SET EXERCISE. Copy every line of the listing that holds the string "today".
** begin **
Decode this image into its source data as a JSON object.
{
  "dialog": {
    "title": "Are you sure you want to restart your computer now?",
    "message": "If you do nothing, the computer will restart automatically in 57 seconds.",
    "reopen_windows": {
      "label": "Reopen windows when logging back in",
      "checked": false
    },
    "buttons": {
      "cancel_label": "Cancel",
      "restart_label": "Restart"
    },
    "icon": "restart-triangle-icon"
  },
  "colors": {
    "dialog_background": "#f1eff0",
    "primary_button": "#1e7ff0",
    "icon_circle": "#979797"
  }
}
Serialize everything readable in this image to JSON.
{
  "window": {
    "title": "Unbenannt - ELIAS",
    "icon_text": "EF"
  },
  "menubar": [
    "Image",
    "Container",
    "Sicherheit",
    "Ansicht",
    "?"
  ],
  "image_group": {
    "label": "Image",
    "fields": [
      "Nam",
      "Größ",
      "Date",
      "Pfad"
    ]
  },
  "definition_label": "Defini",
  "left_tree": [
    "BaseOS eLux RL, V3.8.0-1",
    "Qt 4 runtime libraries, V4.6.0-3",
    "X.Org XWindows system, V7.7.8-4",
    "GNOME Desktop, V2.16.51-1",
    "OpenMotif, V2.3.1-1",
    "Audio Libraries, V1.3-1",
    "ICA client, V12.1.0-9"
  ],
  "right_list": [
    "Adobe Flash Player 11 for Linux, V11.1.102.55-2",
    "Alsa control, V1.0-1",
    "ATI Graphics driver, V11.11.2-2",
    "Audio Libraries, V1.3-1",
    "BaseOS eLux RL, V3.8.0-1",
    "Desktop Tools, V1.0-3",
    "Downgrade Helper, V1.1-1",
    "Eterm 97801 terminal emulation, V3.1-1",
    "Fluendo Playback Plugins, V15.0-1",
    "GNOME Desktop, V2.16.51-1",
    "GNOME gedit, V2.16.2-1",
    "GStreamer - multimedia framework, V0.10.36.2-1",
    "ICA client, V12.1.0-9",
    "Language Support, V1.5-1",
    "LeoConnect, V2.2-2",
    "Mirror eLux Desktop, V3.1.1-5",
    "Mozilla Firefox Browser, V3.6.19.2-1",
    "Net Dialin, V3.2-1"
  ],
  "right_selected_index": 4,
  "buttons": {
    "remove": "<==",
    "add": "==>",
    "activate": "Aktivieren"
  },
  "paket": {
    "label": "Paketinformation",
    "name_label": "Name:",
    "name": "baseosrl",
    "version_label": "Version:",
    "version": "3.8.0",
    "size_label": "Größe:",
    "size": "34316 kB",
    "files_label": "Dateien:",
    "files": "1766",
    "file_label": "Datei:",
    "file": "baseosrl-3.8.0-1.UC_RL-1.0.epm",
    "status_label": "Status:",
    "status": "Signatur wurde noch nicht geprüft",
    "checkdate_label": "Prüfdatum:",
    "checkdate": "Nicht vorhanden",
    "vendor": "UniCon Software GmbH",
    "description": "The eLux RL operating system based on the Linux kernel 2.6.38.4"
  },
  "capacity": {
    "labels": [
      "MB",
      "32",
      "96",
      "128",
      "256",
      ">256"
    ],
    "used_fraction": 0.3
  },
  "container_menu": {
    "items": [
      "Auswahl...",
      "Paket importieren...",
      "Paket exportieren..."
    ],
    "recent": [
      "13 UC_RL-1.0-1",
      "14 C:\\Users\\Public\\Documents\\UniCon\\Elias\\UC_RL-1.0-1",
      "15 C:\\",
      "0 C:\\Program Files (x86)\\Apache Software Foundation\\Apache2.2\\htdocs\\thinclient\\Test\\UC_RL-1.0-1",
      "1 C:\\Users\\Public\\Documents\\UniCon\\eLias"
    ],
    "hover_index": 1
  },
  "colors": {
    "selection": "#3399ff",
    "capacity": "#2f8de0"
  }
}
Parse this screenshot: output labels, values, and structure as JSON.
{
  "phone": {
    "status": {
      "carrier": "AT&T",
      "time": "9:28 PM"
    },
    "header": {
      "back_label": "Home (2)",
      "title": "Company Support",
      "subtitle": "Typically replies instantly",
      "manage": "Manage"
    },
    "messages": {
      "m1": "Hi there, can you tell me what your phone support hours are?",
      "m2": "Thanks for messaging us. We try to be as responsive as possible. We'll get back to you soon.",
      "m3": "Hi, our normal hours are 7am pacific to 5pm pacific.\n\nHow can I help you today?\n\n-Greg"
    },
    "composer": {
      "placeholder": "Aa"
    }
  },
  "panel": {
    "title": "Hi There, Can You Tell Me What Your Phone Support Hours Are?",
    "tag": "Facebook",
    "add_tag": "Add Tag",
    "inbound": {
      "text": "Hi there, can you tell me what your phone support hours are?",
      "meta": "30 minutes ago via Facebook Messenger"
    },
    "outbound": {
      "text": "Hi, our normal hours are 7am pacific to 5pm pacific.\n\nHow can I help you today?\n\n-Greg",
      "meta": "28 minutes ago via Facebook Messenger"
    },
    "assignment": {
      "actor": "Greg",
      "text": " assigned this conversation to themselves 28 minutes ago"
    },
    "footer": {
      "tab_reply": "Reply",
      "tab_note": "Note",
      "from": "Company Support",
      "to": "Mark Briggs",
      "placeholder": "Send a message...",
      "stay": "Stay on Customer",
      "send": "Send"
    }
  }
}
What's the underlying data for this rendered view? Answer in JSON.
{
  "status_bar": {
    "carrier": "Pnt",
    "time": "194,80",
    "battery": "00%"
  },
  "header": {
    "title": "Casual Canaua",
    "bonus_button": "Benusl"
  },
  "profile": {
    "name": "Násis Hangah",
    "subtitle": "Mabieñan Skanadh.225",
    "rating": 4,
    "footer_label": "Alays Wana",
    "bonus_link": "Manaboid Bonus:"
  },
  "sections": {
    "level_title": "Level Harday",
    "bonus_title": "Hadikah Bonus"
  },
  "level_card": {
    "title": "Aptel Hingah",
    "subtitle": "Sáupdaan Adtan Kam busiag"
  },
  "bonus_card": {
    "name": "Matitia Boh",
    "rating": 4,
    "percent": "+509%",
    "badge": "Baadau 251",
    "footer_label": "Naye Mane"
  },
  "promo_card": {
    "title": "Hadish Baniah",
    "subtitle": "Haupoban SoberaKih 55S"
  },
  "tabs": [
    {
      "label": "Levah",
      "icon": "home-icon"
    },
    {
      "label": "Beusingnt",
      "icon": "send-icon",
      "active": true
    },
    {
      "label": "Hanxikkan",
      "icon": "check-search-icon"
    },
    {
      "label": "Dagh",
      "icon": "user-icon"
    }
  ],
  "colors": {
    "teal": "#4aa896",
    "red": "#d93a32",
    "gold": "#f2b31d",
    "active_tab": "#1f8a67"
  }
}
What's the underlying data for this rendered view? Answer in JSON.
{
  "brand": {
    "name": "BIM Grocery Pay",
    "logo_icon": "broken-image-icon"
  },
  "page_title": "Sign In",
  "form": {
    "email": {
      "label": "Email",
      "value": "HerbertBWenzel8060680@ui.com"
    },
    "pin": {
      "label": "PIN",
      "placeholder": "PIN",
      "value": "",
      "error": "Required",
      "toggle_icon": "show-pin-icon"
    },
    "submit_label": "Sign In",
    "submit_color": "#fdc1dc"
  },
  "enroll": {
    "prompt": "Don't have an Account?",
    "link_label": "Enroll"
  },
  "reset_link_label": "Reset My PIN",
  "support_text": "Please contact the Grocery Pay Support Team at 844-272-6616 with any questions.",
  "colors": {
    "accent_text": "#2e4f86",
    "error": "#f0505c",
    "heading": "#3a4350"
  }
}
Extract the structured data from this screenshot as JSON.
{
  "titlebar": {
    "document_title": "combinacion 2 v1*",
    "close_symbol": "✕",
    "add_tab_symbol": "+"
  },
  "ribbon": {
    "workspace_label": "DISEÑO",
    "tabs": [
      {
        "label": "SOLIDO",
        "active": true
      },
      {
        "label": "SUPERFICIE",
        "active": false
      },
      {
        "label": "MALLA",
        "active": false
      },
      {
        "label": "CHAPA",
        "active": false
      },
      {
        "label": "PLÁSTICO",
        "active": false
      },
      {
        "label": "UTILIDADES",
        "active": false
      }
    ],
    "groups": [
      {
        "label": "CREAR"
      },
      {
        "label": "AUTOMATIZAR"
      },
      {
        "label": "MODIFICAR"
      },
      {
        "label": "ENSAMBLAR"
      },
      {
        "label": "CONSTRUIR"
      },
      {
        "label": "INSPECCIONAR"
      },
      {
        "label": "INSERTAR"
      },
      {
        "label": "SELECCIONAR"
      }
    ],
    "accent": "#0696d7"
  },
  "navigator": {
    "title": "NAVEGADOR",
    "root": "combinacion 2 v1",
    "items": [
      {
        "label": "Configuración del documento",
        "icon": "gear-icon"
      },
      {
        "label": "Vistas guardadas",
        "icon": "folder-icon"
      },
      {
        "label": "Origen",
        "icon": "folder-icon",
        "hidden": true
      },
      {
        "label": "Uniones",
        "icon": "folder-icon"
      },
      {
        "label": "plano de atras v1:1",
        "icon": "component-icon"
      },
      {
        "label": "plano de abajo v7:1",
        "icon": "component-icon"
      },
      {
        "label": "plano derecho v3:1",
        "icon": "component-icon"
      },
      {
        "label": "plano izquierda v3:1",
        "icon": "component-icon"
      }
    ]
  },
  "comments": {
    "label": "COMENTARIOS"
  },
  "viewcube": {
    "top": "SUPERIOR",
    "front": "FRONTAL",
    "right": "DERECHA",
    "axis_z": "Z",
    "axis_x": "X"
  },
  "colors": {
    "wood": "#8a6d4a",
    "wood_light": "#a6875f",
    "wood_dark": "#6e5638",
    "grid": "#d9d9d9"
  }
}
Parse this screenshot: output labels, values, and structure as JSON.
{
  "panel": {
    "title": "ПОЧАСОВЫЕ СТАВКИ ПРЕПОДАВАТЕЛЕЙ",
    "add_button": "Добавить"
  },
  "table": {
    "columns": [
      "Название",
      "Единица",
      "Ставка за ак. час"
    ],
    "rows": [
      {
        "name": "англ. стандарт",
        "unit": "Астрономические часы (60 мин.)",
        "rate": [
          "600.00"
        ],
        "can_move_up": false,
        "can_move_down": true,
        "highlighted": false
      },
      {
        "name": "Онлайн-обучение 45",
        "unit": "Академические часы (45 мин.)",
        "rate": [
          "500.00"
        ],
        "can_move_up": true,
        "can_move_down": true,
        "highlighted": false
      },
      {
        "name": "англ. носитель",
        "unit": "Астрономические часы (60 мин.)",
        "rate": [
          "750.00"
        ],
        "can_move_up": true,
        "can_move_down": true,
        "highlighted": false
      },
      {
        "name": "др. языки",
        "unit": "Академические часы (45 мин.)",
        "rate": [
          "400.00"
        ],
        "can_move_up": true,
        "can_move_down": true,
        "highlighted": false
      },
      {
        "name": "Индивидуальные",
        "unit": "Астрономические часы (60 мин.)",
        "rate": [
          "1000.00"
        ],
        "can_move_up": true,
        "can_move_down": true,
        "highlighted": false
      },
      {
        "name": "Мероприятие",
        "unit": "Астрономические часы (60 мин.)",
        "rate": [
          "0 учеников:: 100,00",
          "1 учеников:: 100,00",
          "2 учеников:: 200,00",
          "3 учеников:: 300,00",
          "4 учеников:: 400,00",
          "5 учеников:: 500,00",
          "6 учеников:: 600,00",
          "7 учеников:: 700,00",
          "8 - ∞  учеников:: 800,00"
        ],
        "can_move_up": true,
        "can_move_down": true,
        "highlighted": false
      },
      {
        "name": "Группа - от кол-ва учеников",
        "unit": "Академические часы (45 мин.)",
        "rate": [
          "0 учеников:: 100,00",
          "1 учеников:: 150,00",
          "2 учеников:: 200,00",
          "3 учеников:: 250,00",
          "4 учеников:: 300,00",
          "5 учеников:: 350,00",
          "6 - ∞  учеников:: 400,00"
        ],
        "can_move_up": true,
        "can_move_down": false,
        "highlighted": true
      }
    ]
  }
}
** end **
TASK SOLUTION.
      "m3": "Hi, our normal hours are 7am pacific to 5pm pacific.\n\nHow can I help you today?\n\n-Greg"
      "text": "Hi, our normal hours are 7am pacific to 5pm pacific.\n\nHow can I help you today?\n\n-Greg",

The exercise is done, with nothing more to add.